— Start of Supplied material —
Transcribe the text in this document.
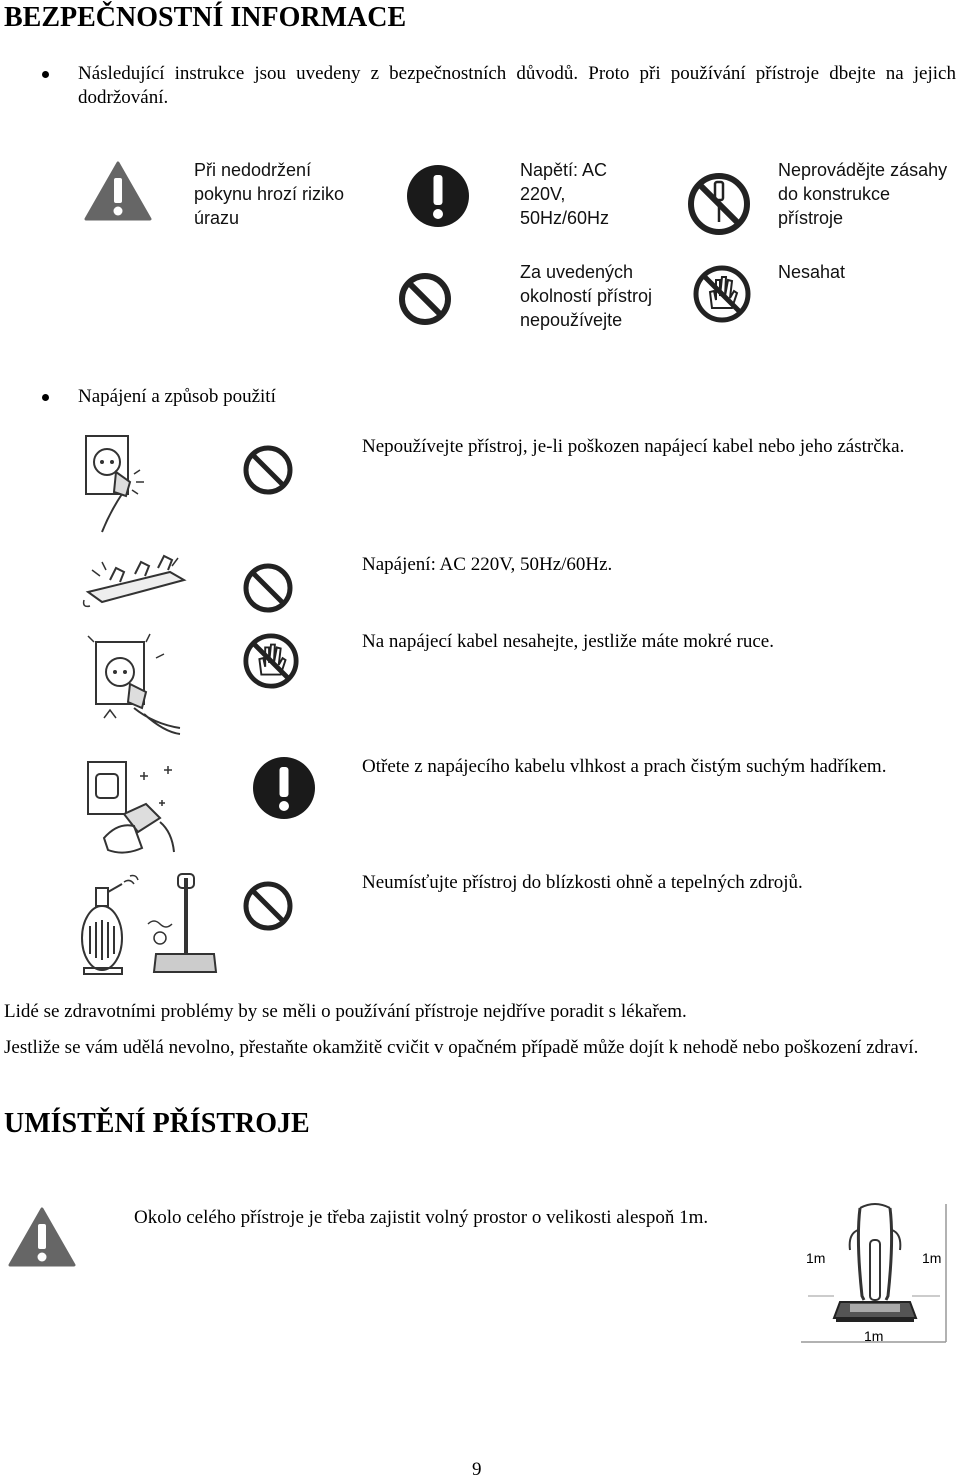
BEZPEČNOSTNÍ INFORMACE
Následující instrukce jsou uvedeny z bezpečnostních důvodů. Proto při používání přístroje dbejte na jejich dodržování.
Při nedodržení
pokynu hrozí riziko
úrazu
Napětí: AC
220V,
50Hz/60Hz
Neprovádějte zásahy
do konstrukce
přístroje
Za uvedených
okolností přístroj
nepoužívejte
Nesahat
Napájení a způsob použití
Nepoužívejte přístroj, je-li poškozen napájecí kabel nebo jeho zástrčka.
Napájení: AC 220V, 50Hz/60Hz.
Na napájecí kabel nesahejte, jestliže máte mokré ruce.
Otřete z napájecího kabelu vlhkost a prach čistým suchým hadříkem.
Neumísťujte přístroj do blízkosti ohně a tepelných zdrojů.
Lidé se zdravotními problémy by se měli o používání přístroje nejdříve poradit s lékařem.
Jestliže se vám udělá nevolno, přestaňte okamžitě cvičit v opačném případě může dojít k nehodě nebo poškození zdraví.
UMÍSTĚNÍ PŘÍSTROJE
Okolo celého přístroje je třeba zajistit volný prostor o velikosti alespoň 1m.
1m	1m
1m
9
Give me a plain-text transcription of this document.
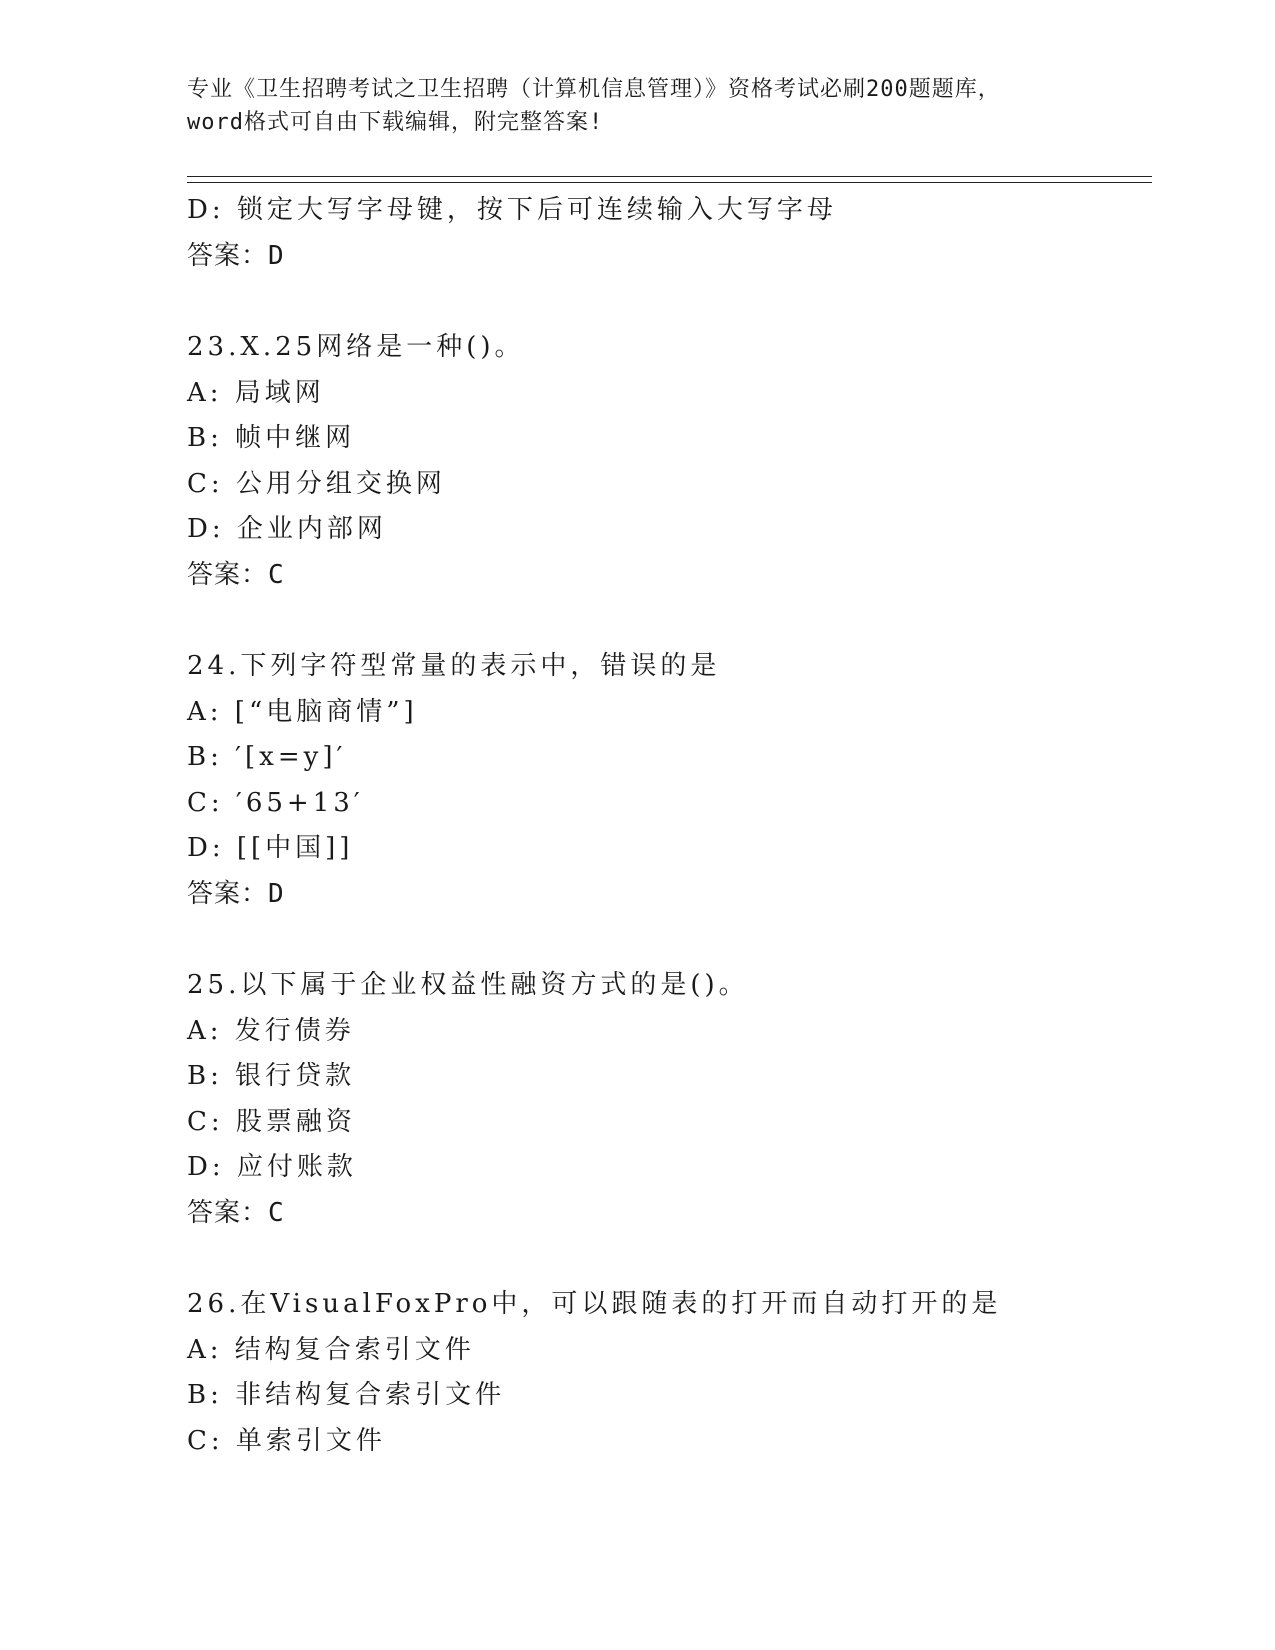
专业《卫生招聘考试之卫生招聘（计算机信息管理）》资格考试必刷200题题库，
word格式可自由下载编辑，附完整答案!
D: 锁定大写字母键，按下后可连续输入大写字母
答案：D
23.X.25网络是一种()。
A: 局域网
B: 帧中继网
C: 公用分组交换网
D: 企业内部网
答案：C
24.下列字符型常量的表示中，错误的是
A: [“电脑商情”]
B: ′[x=y]′
C: ′65+13′
D: [[中国]]
答案：D
25.以下属于企业权益性融资方式的是()。
A: 发行债券
B: 银行贷款
C: 股票融资
D: 应付账款
答案：C
26.在VisualFoxPro中，可以跟随表的打开而自动打开的是
A: 结构复合索引文件
B: 非结构复合索引文件
C: 单索引文件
— End of Supplied material —
Write out exactly, and nothing more than, the lines of the entries above from the line containing "Give me a plain-text" through the final line; omit any pictures.

Give me a plain-text transcription of this document.
专业《卫生招聘考试之卫生招聘（计算机信息管理）》资格考试必刷200题题库，
word格式可自由下载编辑，附完整答案!
D: 锁定大写字母键，按下后可连续输入大写字母
答案：D
23.X.25网络是一种()。
A: 局域网
B: 帧中继网
C: 公用分组交换网
D: 企业内部网
答案：C
24.下列字符型常量的表示中，错误的是
A: [“电脑商情”]
B: ′[x=y]′
C: ′65+13′
D: [[中国]]
答案：D
25.以下属于企业权益性融资方式的是()。
A: 发行债券
B: 银行贷款
C: 股票融资
D: 应付账款
答案：C
26.在VisualFoxPro中，可以跟随表的打开而自动打开的是
A: 结构复合索引文件
B: 非结构复合索引文件
C: 单索引文件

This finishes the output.